DATA IN THIS EXERCISE start

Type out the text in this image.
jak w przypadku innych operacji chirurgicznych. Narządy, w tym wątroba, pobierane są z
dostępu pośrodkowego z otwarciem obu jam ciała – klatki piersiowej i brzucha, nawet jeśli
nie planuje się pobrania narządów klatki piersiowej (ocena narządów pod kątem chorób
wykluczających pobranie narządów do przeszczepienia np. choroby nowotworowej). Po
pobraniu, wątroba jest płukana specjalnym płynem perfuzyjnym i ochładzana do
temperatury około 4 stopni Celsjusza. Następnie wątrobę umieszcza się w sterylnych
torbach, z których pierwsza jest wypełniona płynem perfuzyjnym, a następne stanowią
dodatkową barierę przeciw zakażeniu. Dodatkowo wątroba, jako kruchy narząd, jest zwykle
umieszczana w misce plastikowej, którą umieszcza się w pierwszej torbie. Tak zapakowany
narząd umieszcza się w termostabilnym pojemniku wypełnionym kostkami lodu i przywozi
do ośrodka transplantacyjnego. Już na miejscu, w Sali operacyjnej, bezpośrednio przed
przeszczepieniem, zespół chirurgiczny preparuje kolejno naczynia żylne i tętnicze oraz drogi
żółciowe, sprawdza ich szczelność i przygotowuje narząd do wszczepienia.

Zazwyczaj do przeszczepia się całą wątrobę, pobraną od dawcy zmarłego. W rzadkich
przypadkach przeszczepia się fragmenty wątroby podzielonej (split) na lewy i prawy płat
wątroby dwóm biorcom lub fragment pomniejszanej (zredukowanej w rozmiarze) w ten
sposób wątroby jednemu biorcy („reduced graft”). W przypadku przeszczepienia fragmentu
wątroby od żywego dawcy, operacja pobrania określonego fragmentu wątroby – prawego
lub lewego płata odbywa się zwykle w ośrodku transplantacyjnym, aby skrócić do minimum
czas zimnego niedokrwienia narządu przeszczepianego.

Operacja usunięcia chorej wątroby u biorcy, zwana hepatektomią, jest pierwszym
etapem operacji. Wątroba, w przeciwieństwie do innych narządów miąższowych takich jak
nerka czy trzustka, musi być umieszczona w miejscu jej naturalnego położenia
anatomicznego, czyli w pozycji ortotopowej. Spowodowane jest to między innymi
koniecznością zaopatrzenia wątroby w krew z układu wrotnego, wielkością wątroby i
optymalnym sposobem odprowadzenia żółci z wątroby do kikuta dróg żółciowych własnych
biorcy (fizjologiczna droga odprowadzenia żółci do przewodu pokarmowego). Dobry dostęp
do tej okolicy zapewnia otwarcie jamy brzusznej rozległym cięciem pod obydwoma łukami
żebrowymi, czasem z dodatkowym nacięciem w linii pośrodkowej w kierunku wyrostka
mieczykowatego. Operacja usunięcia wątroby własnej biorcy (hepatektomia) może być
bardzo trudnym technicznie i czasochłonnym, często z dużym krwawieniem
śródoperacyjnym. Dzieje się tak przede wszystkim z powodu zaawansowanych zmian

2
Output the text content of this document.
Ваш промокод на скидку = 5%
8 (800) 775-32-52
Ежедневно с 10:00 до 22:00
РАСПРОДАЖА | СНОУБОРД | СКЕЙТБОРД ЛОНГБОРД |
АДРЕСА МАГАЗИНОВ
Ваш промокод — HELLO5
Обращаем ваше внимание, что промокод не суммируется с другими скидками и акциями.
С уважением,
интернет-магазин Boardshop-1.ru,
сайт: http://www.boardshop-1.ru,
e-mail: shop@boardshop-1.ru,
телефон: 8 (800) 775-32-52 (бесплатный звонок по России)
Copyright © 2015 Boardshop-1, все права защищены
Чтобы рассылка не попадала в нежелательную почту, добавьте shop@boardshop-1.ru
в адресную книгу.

DATA IN THIS EXERCISE end

How many of the lines above include the word "biorcy"? Respond with the number alone.

4